— BEGIN —

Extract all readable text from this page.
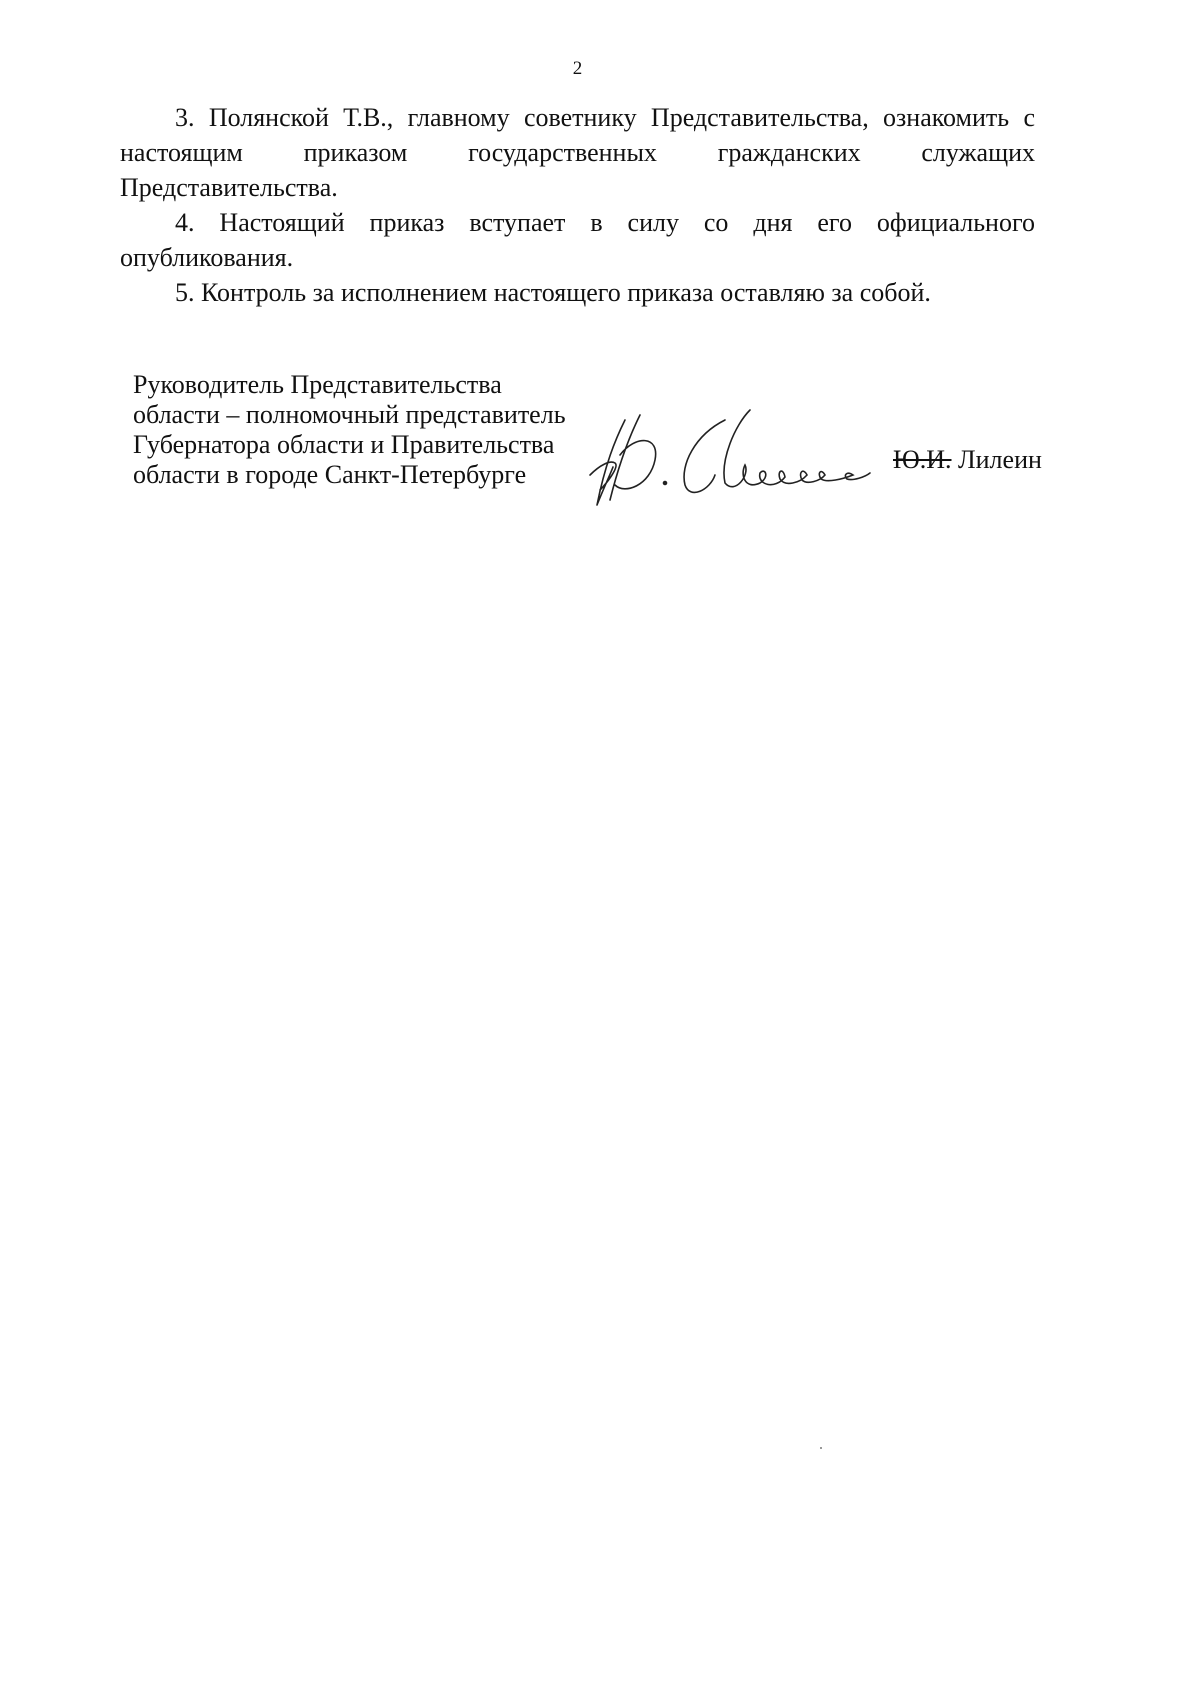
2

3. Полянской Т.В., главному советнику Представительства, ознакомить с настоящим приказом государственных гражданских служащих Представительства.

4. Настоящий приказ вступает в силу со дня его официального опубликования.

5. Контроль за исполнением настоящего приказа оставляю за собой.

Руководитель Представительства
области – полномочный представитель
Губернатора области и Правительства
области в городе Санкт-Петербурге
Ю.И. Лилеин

— END —
— BEGIN —

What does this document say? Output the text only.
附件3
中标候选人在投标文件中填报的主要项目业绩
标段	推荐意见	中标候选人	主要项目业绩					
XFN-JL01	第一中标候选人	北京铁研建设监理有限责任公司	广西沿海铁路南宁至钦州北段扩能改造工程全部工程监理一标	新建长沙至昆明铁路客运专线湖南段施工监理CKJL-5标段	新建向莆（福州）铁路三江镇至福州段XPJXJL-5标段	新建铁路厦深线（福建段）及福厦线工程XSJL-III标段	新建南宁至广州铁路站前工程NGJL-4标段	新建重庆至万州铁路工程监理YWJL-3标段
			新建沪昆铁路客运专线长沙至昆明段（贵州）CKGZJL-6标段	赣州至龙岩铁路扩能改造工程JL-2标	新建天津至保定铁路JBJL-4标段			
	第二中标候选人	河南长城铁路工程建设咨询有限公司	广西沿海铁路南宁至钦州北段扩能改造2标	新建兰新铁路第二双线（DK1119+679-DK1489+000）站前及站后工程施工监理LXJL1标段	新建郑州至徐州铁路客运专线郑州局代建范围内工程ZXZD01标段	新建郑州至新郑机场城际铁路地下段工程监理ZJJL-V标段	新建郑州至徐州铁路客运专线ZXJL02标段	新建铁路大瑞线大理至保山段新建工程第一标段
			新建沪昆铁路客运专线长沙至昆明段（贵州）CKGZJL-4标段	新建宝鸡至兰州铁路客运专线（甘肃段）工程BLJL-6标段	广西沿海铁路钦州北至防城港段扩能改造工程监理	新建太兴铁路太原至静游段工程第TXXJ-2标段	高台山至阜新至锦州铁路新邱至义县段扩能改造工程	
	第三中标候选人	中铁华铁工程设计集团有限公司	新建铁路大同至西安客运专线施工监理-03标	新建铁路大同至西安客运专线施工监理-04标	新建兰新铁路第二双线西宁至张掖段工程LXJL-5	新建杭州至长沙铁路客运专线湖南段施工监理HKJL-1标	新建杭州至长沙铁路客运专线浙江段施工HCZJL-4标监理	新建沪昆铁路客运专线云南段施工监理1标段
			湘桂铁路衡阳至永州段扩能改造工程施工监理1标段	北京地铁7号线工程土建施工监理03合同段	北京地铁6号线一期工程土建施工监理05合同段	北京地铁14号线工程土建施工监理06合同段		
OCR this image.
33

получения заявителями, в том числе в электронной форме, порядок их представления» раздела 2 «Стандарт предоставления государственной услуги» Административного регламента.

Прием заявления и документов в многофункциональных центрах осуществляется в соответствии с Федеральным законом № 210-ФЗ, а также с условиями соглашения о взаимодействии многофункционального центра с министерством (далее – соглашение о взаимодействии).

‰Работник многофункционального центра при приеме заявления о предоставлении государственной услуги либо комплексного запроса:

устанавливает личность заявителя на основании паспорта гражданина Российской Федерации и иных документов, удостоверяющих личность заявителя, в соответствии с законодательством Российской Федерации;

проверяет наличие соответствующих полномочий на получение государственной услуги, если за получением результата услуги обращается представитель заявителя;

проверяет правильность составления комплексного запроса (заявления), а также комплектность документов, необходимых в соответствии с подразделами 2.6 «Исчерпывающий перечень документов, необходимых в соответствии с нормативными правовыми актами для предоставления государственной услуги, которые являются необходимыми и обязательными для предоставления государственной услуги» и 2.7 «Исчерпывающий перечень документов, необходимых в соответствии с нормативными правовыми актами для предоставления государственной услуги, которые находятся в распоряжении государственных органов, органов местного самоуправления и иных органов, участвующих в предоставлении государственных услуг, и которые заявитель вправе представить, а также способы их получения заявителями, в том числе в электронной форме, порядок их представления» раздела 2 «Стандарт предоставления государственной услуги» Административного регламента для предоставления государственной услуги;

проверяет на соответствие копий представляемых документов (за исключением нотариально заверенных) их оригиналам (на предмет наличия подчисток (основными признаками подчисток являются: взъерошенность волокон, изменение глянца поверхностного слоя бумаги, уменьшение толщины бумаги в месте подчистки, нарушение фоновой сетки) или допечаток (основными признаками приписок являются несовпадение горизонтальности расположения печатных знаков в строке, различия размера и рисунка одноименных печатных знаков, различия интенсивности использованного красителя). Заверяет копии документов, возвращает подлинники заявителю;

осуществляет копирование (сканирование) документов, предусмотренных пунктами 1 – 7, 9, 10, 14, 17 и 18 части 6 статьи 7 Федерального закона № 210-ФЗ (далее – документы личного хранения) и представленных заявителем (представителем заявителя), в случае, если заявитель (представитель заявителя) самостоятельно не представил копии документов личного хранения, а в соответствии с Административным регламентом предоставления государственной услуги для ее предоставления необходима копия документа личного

— END —

Write the number of lines containing the word "新建沪昆铁路客运专线长沙至昆明段" and nothing besides it.

EXERCISE SOLUTION
2